## Material for the task
<<<<

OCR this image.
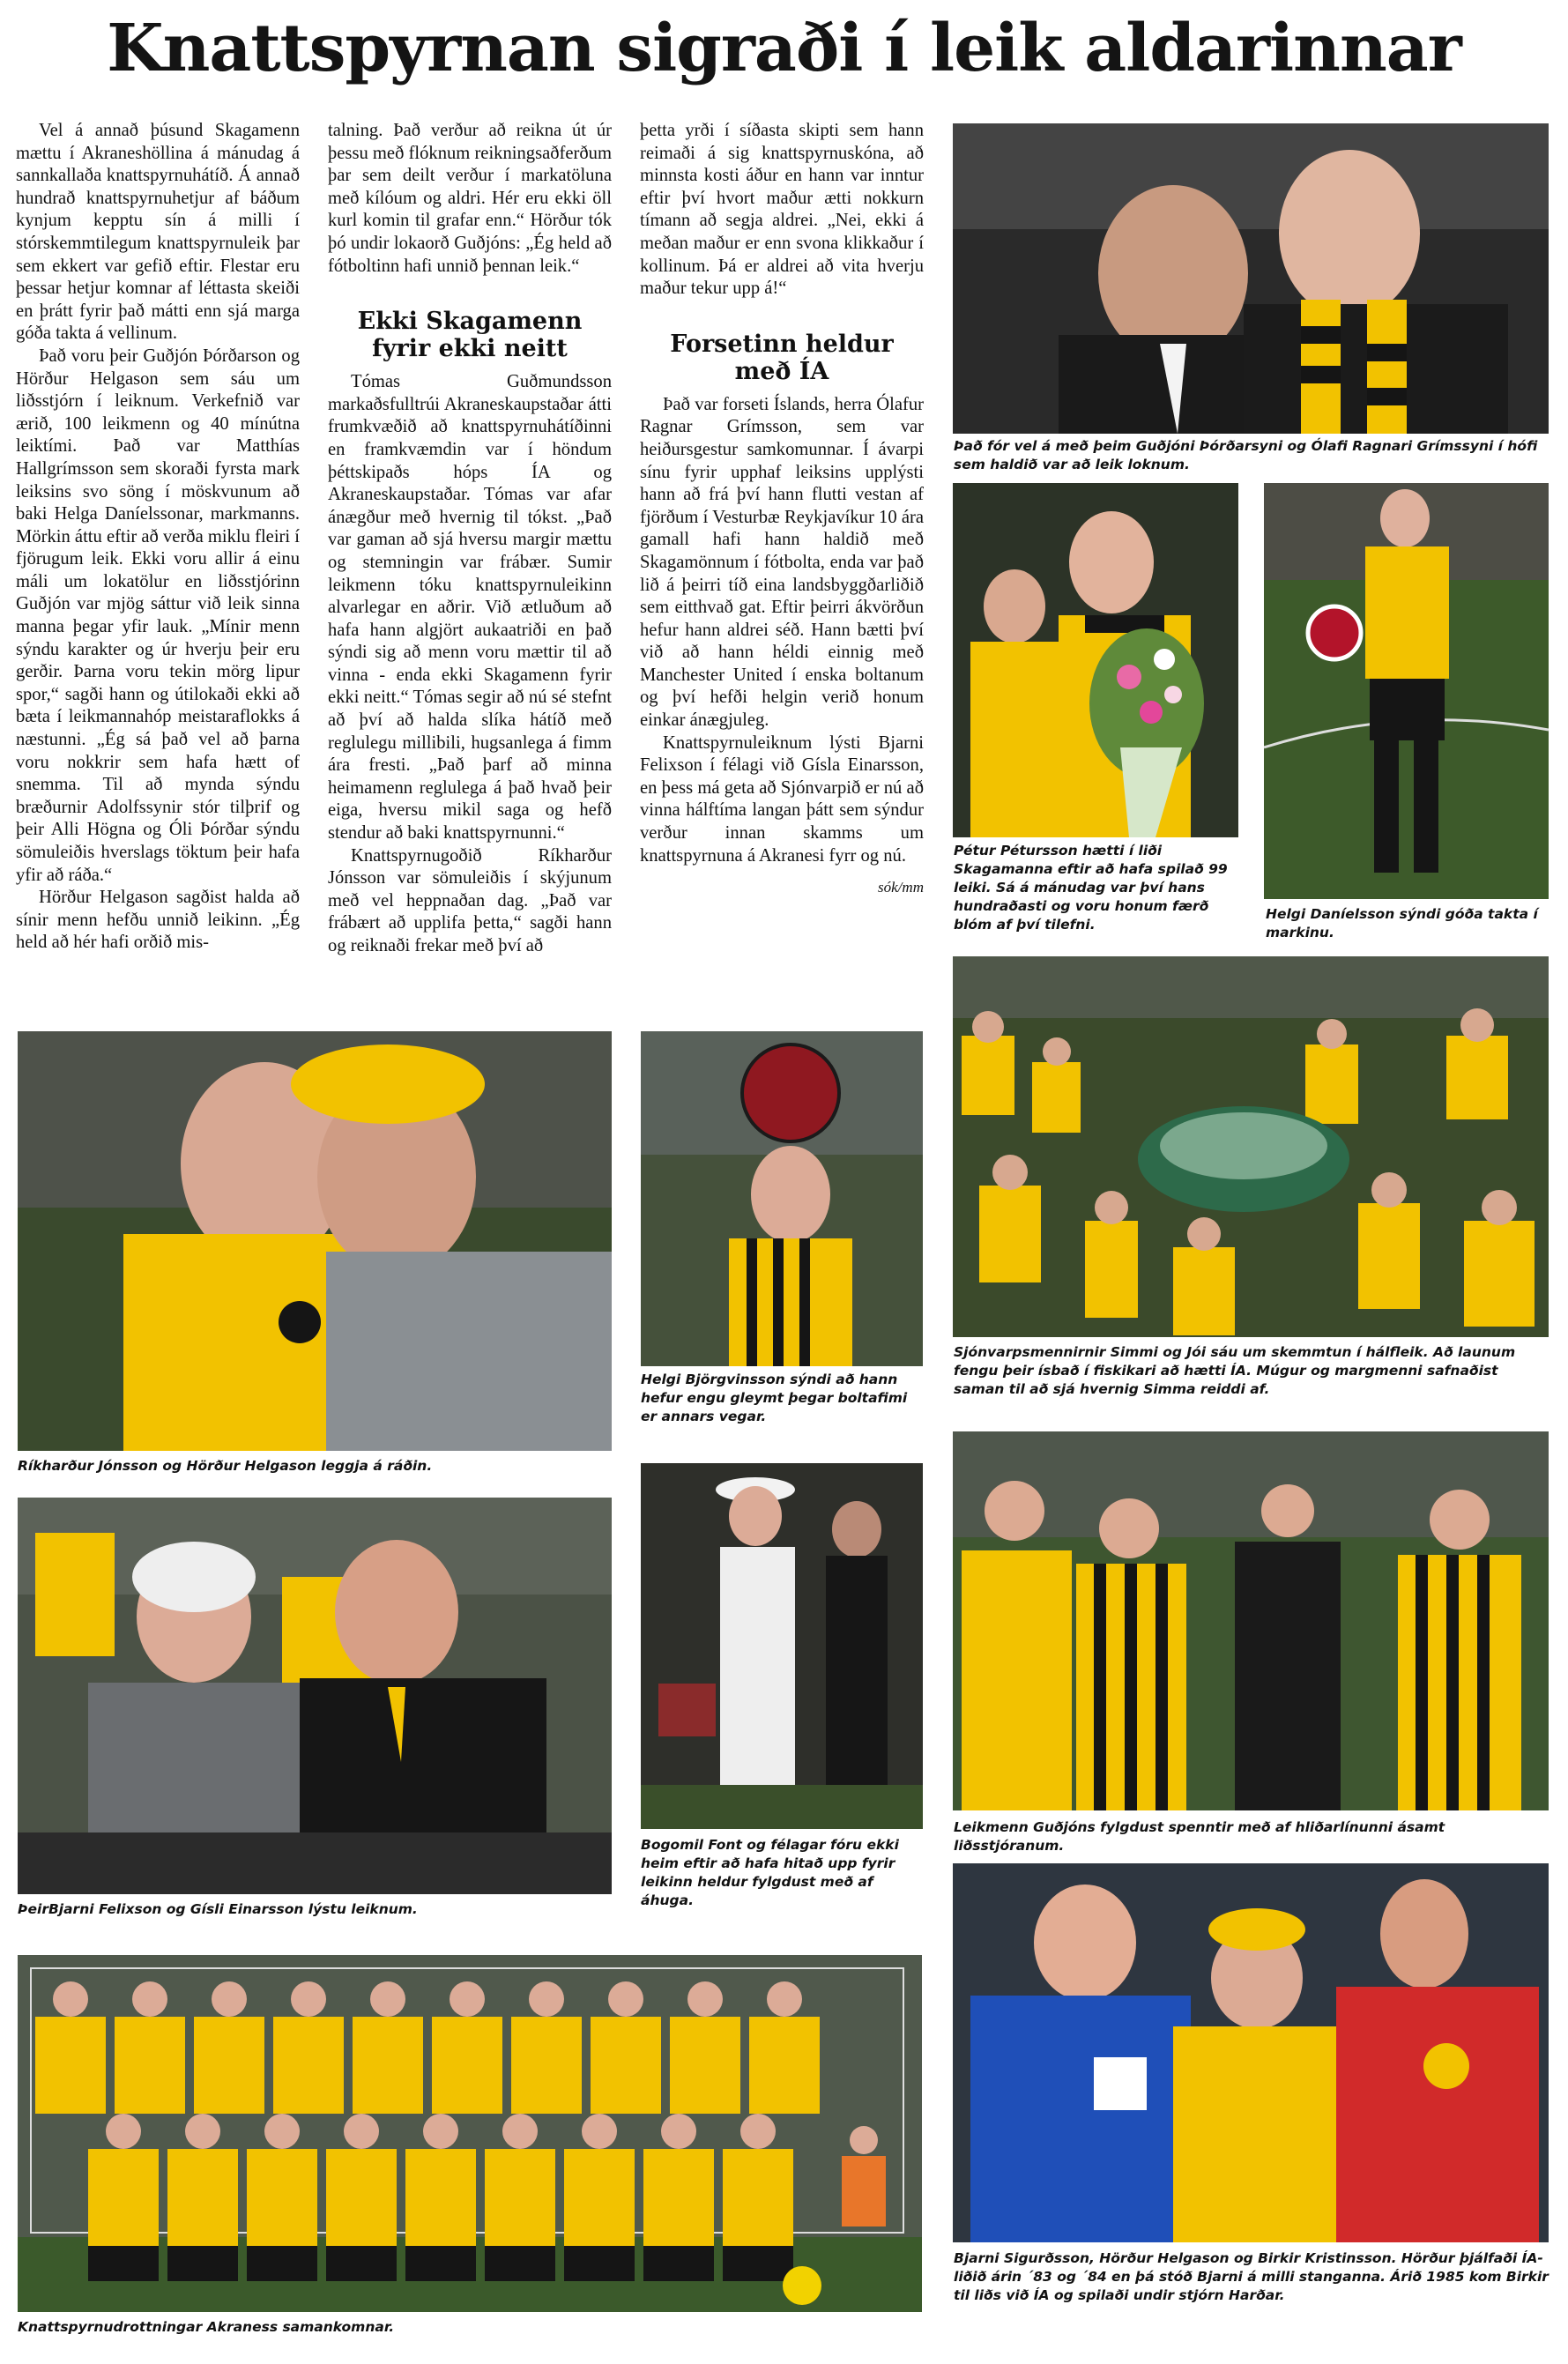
Knattspyrnan sigraði í leik aldarinnar

Vel á annað þúsund Skagamenn mættu í Akraneshöllina á mánudag á sannkallaða knattspyrnuhátíð. Á annað hundrað knattspyrnuhetjur af báðum kynjum kepptu sín á milli í stórskemmtilegum knattspyrnuleik þar sem ekkert var gefið eftir. Flestar eru þessar hetjur komnar af léttasta skeiði en þrátt fyrir það mátti enn sjá marga góða takta á vellinum.

Það voru þeir Guðjón Þórðarson og Hörður Helgason sem sáu um liðsstjórn í leiknum. Verkefnið var ærið, 100 leikmenn og 40 mínútna leiktími. Það var Matthías Hallgrímsson sem skoraði fyrsta mark leiksins svo söng í möskvunum að baki Helga Daníelssonar, markmanns. Mörkin áttu eftir að verða miklu fleiri í fjörugum leik. Ekki voru allir á einu máli um lokatölur en liðsstjórinn Guðjón var mjög sáttur við leik sinna manna þegar yfir lauk. „Mínir menn sýndu karakter og úr hverju þeir eru gerðir. Þarna voru tekin mörg lipur spor,“ sagði hann og útilokaði ekki að bæta í leikmannahóp meistaraflokks á næstunni. „Ég sá það vel að þarna voru nokkrir sem hafa hætt of snemma. Til að mynda sýndu bræðurnir Adolfssynir stór tilþrif og þeir Alli Högna og Óli Þórðar sýndu sömuleiðis hverslags töktum þeir hafa yfir að ráða.“

Hörður Helgason sagðist halda að sínir menn hefðu unnið leikinn. „Ég held að hér hafi orðið mis-

talning. Það verður að reikna út úr þessu með flóknum reikningsaðferðum þar sem deilt verður í markatöluna með kílóum og aldri. Hér eru ekki öll kurl komin til grafar enn.“ Hörður tók þó undir lokaorð Guðjóns: „Ég held að fótboltinn hafi unnið þennan leik.“

Ekki Skagamenn fyrir ekki neitt

Tómas Guðmundsson markaðsfulltrúi Akraneskaupstaðar átti frumkvæðið að knattspyrnuhátíðinni en framkvæmdin var í höndum þéttskipaðs hóps ÍA og Akraneskaupstaðar. Tómas var afar ánægður með hvernig til tókst. „Það var gaman að sjá hversu margir mættu og stemningin var frábær. Sumir leikmenn tóku knattspyrnuleikinn alvarlegar en aðrir. Við ætluðum að hafa hann algjört aukaatriði en það sýndi sig að menn voru mættir til að vinna - enda ekki Skagamenn fyrir ekki neitt.“ Tómas segir að nú sé stefnt að því að halda slíka hátíð með reglulegu millibili, hugsanlega á fimm ára fresti. „Það þarf að minna heimamenn reglulega á það hvað þeir eiga, hversu mikil saga og hefð stendur að baki knattspyrnunni.“

Knattspyrnugoðið Ríkharður Jónsson var sömuleiðis í skýjunum með vel heppnaðan dag. „Það var frábært að upplifa þetta,“ sagði hann og reiknaði frekar með því að

þetta yrði í síðasta skipti sem hann reimaði á sig knattspyrnuskóna, að minnsta kosti áður en hann var inntur eftir því hvort maður ætti nokkurn tímann að segja aldrei. „Nei, ekki á meðan maður er enn svona klikkaður í kollinum. Þá er aldrei að vita hverju maður tekur upp á!“

Forsetinn heldur með ÍA

Það var forseti Íslands, herra Ólafur Ragnar Grímsson, sem var heiðursgestur samkomunnar. Í ávarpi sínu fyrir upphaf leiksins upplýsti hann að frá því hann flutti vestan af fjörðum í Vesturbæ Reykjavíkur 10 ára gamall hafi hann haldið með Skagamönnum í fótbolta, enda var það lið á þeirri tíð eina landsbyggðarliðið sem eitthvað gat. Eftir þeirri ákvörðun hefur hann aldrei séð. Hann bætti því við að hann héldi einnig með Manchester United í enska boltanum og því hefði helgin verið honum einkar ánægjuleg.

Knattspyrnuleiknum lýsti Bjarni Felixson í félagi við Gísla Einarsson, en þess má geta að Sjónvarpið er nú að vinna hálftíma langan þátt sem sýndur verður innan skamms um knattspyrnuna á Akranesi fyrr og nú.

sók/mm
Það fór vel á með þeim Guðjóni Þórðarsyni og Ólafi Ragnari Grímssyni í hófi sem haldið var að leik loknum.
Pétur Pétursson hætti í liði Skagamanna eftir að hafa spilað 99 leiki. Sá á mánudag var því hans hundraðasti og voru honum færð blóm af því tilefni.
Helgi Daníelsson sýndi góða takta í markinu.
Sjónvarpsmennirnir Simmi og Jói sáu um skemmtun í hálfleik. Að launum fengu þeir ísbað í fiskikari að hætti ÍA. Múgur og margmenni safnaðist saman til að sjá hvernig Simma reiddi af.
Leikmenn Guðjóns fylgdust spenntir með af hliðarlínunni ásamt liðsstjóranum.
Bjarni Sigurðsson, Hörður Helgason og Birkir Kristinsson. Hörður þjálfaði ÍA-liðið árin ´83 og ´84 en þá stóð Bjarni á milli stanganna. Árið 1985 kom Birkir til liðs við ÍA og spilaði undir stjórn Harðar.
Ríkharður Jónsson og Hörður Helgason leggja á ráðin.
Helgi Björgvinsson sýndi að hann hefur engu gleymt þegar boltafimi er annars vegar.
ÞeirBjarni Felixson og Gísli Einarsson lýstu leiknum.
Bogomil Font og félagar fóru ekki heim eftir að hafa hitað upp fyrir leikinn heldur fylgdust með af áhuga.
Knattspyrnudrottningar Akraness samankomnar.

>>>>

## Exercise instructions
Exclude the images and reproduce the remaining data exactly.

## Task response
OCR this image.
Knattspyrnan sigraði í leik aldarinnar

Vel á annað þúsund Skagamenn mættu í Akraneshöllina á mánudag á sannkallaða knattspyrnuhátíð. Á annað hundrað knattspyrnuhetjur af báðum kynjum kepptu sín á milli í stórskemmtilegum knattspyrnuleik þar sem ekkert var gefið eftir. Flestar eru þessar hetjur komnar af léttasta skeiði en þrátt fyrir það mátti enn sjá marga góða takta á vellinum.

Það voru þeir Guðjón Þórðarson og Hörður Helgason sem sáu um liðsstjórn í leiknum. Verkefnið var ærið, 100 leikmenn og 40 mínútna leiktími. Það var Matthías Hallgrímsson sem skoraði fyrsta mark leiksins svo söng í möskvunum að baki Helga Daníelssonar, markmanns. Mörkin áttu eftir að verða miklu fleiri í fjörugum leik. Ekki voru allir á einu máli um lokatölur en liðsstjórinn Guðjón var mjög sáttur við leik sinna manna þegar yfir lauk. „Mínir menn sýndu karakter og úr hverju þeir eru gerðir. Þarna voru tekin mörg lipur spor,“ sagði hann og útilokaði ekki að bæta í leikmannahóp meistaraflokks á næstunni. „Ég sá það vel að þarna voru nokkrir sem hafa hætt of snemma. Til að mynda sýndu bræðurnir Adolfssynir stór tilþrif og þeir Alli Högna og Óli Þórðar sýndu sömuleiðis hverslags töktum þeir hafa yfir að ráða.“

Hörður Helgason sagðist halda að sínir menn hefðu unnið leikinn. „Ég held að hér hafi orðið mis-

talning. Það verður að reikna út úr þessu með flóknum reikningsaðferðum þar sem deilt verður í markatöluna með kílóum og aldri. Hér eru ekki öll kurl komin til grafar enn.“ Hörður tók þó undir lokaorð Guðjóns: „Ég held að fótboltinn hafi unnið þennan leik.“

Ekki Skagamenn fyrir ekki neitt

Tómas Guðmundsson markaðsfulltrúi Akraneskaupstaðar átti frumkvæðið að knattspyrnuhátíðinni en framkvæmdin var í höndum þéttskipaðs hóps ÍA og Akraneskaupstaðar. Tómas var afar ánægður með hvernig til tókst. „Það var gaman að sjá hversu margir mættu og stemningin var frábær. Sumir leikmenn tóku knattspyrnuleikinn alvarlegar en aðrir. Við ætluðum að hafa hann algjört aukaatriði en það sýndi sig að menn voru mættir til að vinna - enda ekki Skagamenn fyrir ekki neitt.“ Tómas segir að nú sé stefnt að því að halda slíka hátíð með reglulegu millibili, hugsanlega á fimm ára fresti. „Það þarf að minna heimamenn reglulega á það hvað þeir eiga, hversu mikil saga og hefð stendur að baki knattspyrnunni.“

Knattspyrnugoðið Ríkharður Jónsson var sömuleiðis í skýjunum með vel heppnaðan dag. „Það var frábært að upplifa þetta,“ sagði hann og reiknaði frekar með því að

þetta yrði í síðasta skipti sem hann reimaði á sig knattspyrnuskóna, að minnsta kosti áður en hann var inntur eftir því hvort maður ætti nokkurn tímann að segja aldrei. „Nei, ekki á meðan maður er enn svona klikkaður í kollinum. Þá er aldrei að vita hverju maður tekur upp á!“

Forsetinn heldur með ÍA

Það var forseti Íslands, herra Ólafur Ragnar Grímsson, sem var heiðursgestur samkomunnar. Í ávarpi sínu fyrir upphaf leiksins upplýsti hann að frá því hann flutti vestan af fjörðum í Vesturbæ Reykjavíkur 10 ára gamall hafi hann haldið með Skagamönnum í fótbolta, enda var það lið á þeirri tíð eina landsbyggðarliðið sem eitthvað gat. Eftir þeirri ákvörðun hefur hann aldrei séð. Hann bætti því við að hann héldi einnig með Manchester United í enska boltanum og því hefði helgin verið honum einkar ánægjuleg.

Knattspyrnuleiknum lýsti Bjarni Felixson í félagi við Gísla Einarsson, en þess má geta að Sjónvarpið er nú að vinna hálftíma langan þátt sem sýndur verður innan skamms um knattspyrnuna á Akranesi fyrr og nú.

sók/mm
Það fór vel á með þeim Guðjóni Þórðarsyni og Ólafi Ragnari Grímssyni í hófi sem haldið var að leik loknum.
Pétur Pétursson hætti í liði Skagamanna eftir að hafa spilað 99 leiki. Sá á mánudag var því hans hundraðasti og voru honum færð blóm af því tilefni.
Helgi Daníelsson sýndi góða takta í markinu.
Sjónvarpsmennirnir Simmi og Jói sáu um skemmtun í hálfleik. Að launum fengu þeir ísbað í fiskikari að hætti ÍA. Múgur og margmenni safnaðist saman til að sjá hvernig Simma reiddi af.
Leikmenn Guðjóns fylgdust spenntir með af hliðarlínunni ásamt liðsstjóranum.
Bjarni Sigurðsson, Hörður Helgason og Birkir Kristinsson. Hörður þjálfaði ÍA-liðið árin ´83 og ´84 en þá stóð Bjarni á milli stanganna. Árið 1985 kom Birkir til liðs við ÍA og spilaði undir stjórn Harðar.
Ríkharður Jónsson og Hörður Helgason leggja á ráðin.
Helgi Björgvinsson sýndi að hann hefur engu gleymt þegar boltafimi er annars vegar.
ÞeirBjarni Felixson og Gísli Einarsson lýstu leiknum.
Bogomil Font og félagar fóru ekki heim eftir að hafa hitað upp fyrir leikinn heldur fylgdust með af áhuga.
Knattspyrnudrottningar Akraness samankomnar.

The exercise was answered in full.